The problem:
Print the listing in its entirety and exactly, leaving out images.

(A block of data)
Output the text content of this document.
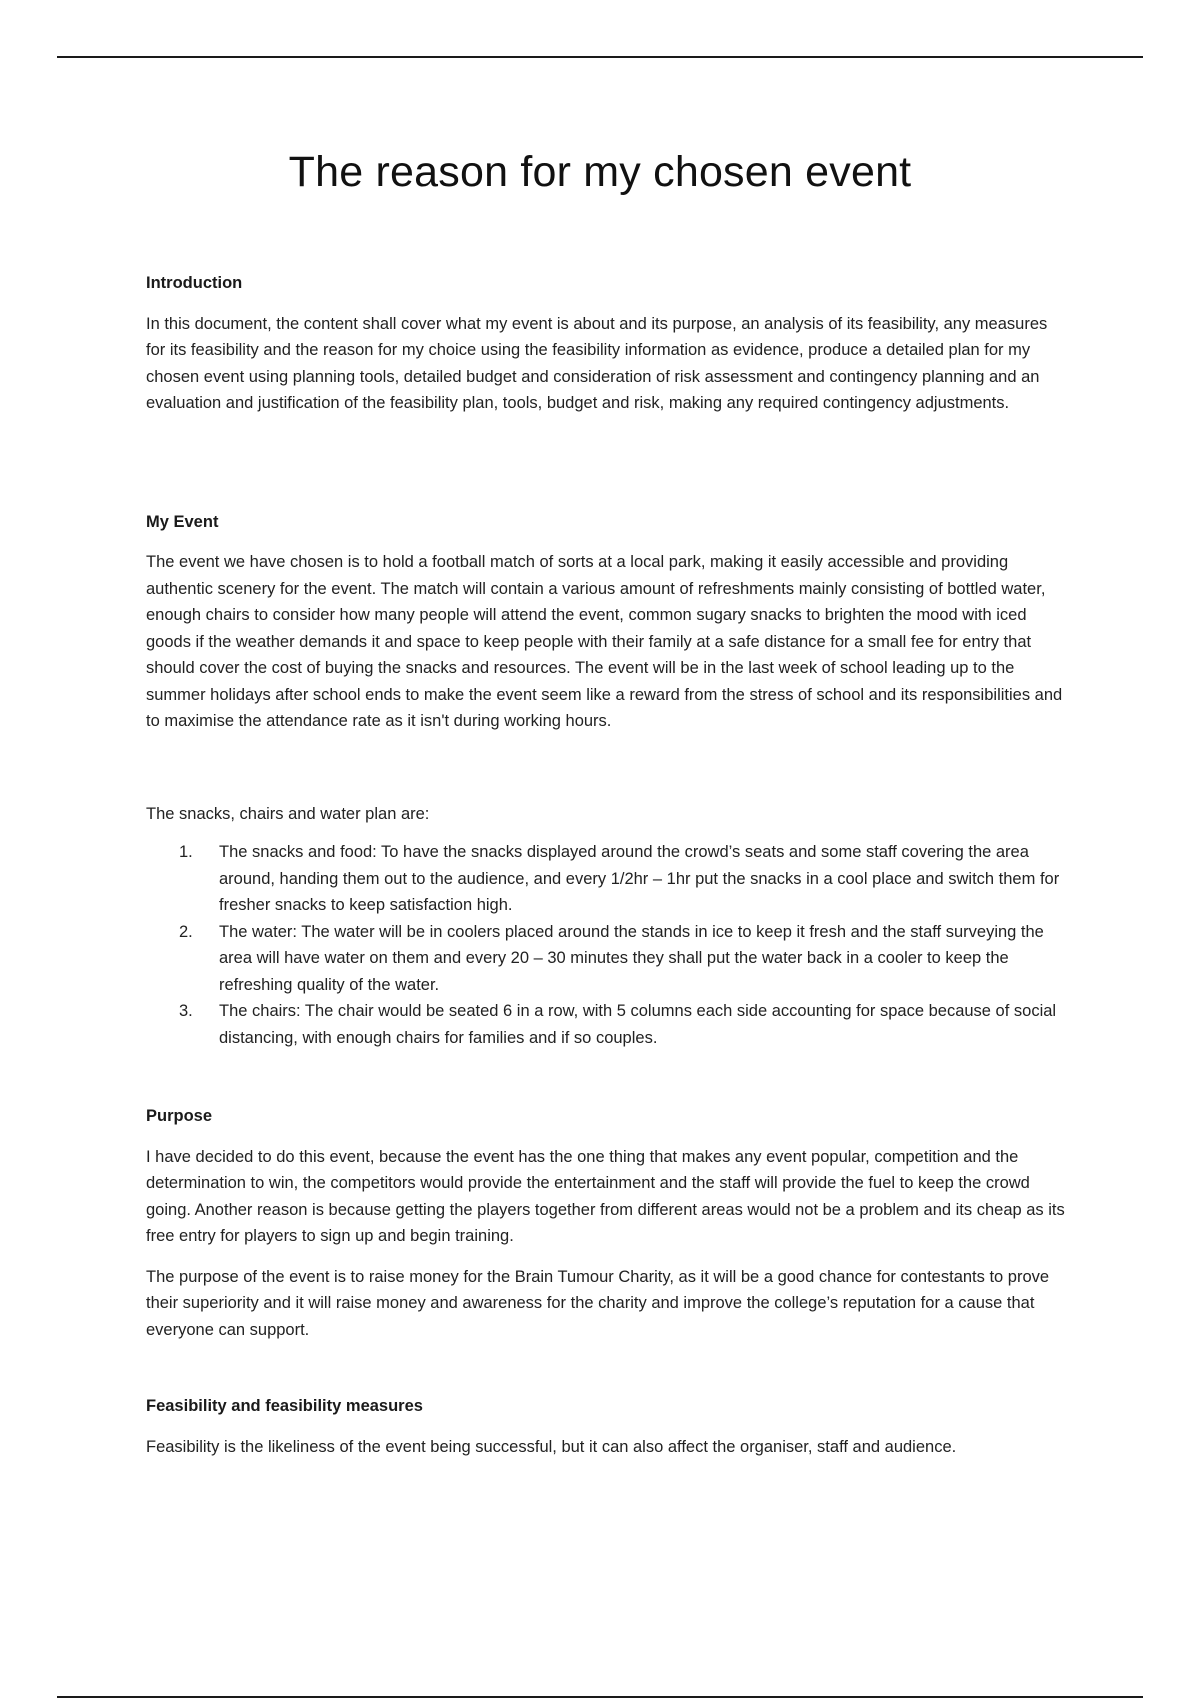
The reason for my chosen event
Introduction

In this document, the content shall cover what my event is about and its purpose, an analysis of its feasibility, any measures for its feasibility and the reason for my choice using the feasibility information as evidence, produce a detailed plan for my chosen event using planning tools, detailed budget and consideration of risk assessment and contingency planning and an evaluation and justification of the feasibility plan, tools, budget and risk, making any required contingency adjustments.

My Event

The event we have chosen is to hold a football match of sorts at a local park, making it easily accessible and providing authentic scenery for the event. The match will contain a various amount of refreshments mainly consisting of bottled water, enough chairs to consider how many people will attend the event, common sugary snacks to brighten the mood with iced goods if the weather demands it and space to keep people with their family at a safe distance for a small fee for entry that should cover the cost of buying the snacks and resources. The event will be in the last week of school leading up to the summer holidays after school ends to make the event seem like a reward from the stress of school and its responsibilities and to maximise the attendance rate as it isn't during working hours.

The snacks, chairs and water plan are:

1.	The snacks and food: To have the snacks displayed around the crowd’s seats and some staff covering the area around, handing them out to the audience, and every 1/2hr – 1hr put the snacks in a cool place and switch them for fresher snacks to keep satisfaction high.
2.	The water: The water will be in coolers placed around the stands in ice to keep it fresh and the staff surveying the area will have water on them and every 20 – 30 minutes they shall put the water back in a cooler to keep the refreshing quality of the water.
3.	The chairs: The chair would be seated 6 in a row, with 5 columns each side accounting for space because of social distancing, with enough chairs for families and if so couples.
Purpose

I have decided to do this event, because the event has the one thing that makes any event popular, competition and the determination to win, the competitors would provide the entertainment and the staff will provide the fuel to keep the crowd going. Another reason is because getting the players together from different areas would not be a problem and its cheap as its free entry for players to sign up and begin training.

The purpose of the event is to raise money for the Brain Tumour Charity, as it will be a good chance for contestants to prove their superiority and it will raise money and awareness for the charity and improve the college’s reputation for a cause that everyone can support.

Feasibility and feasibility measures

Feasibility is the likeliness of the event being successful, but it can also affect the organiser, staff and audience.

Reply:
Output the text content of this document.
The reason for my chosen event
Introduction

In this document, the content shall cover what my event is about and its purpose, an analysis of its feasibility, any measures for its feasibility and the reason for my choice using the feasibility information as evidence, produce a detailed plan for my chosen event using planning tools, detailed budget and consideration of risk assessment and contingency planning and an evaluation and justification of the feasibility plan, tools, budget and risk, making any required contingency adjustments.

My Event

The event we have chosen is to hold a football match of sorts at a local park, making it easily accessible and providing authentic scenery for the event. The match will contain a various amount of refreshments mainly consisting of bottled water, enough chairs to consider how many people will attend the event, common sugary snacks to brighten the mood with iced goods if the weather demands it and space to keep people with their family at a safe distance for a small fee for entry that should cover the cost of buying the snacks and resources. The event will be in the last week of school leading up to the summer holidays after school ends to make the event seem like a reward from the stress of school and its responsibilities and to maximise the attendance rate as it isn't during working hours.

The snacks, chairs and water plan are:

1.	The snacks and food: To have the snacks displayed around the crowd’s seats and some staff covering the area around, handing them out to the audience, and every 1/2hr – 1hr put the snacks in a cool place and switch them for fresher snacks to keep satisfaction high.
2.	The water: The water will be in coolers placed around the stands in ice to keep it fresh and the staff surveying the area will have water on them and every 20 – 30 minutes they shall put the water back in a cooler to keep the refreshing quality of the water.
3.	The chairs: The chair would be seated 6 in a row, with 5 columns each side accounting for space because of social distancing, with enough chairs for families and if so couples.
Purpose

I have decided to do this event, because the event has the one thing that makes any event popular, competition and the determination to win, the competitors would provide the entertainment and the staff will provide the fuel to keep the crowd going. Another reason is because getting the players together from different areas would not be a problem and its cheap as its free entry for players to sign up and begin training.

The purpose of the event is to raise money for the Brain Tumour Charity, as it will be a good chance for contestants to prove their superiority and it will raise money and awareness for the charity and improve the college’s reputation for a cause that everyone can support.

Feasibility and feasibility measures

Feasibility is the likeliness of the event being successful, but it can also affect the organiser, staff and audience.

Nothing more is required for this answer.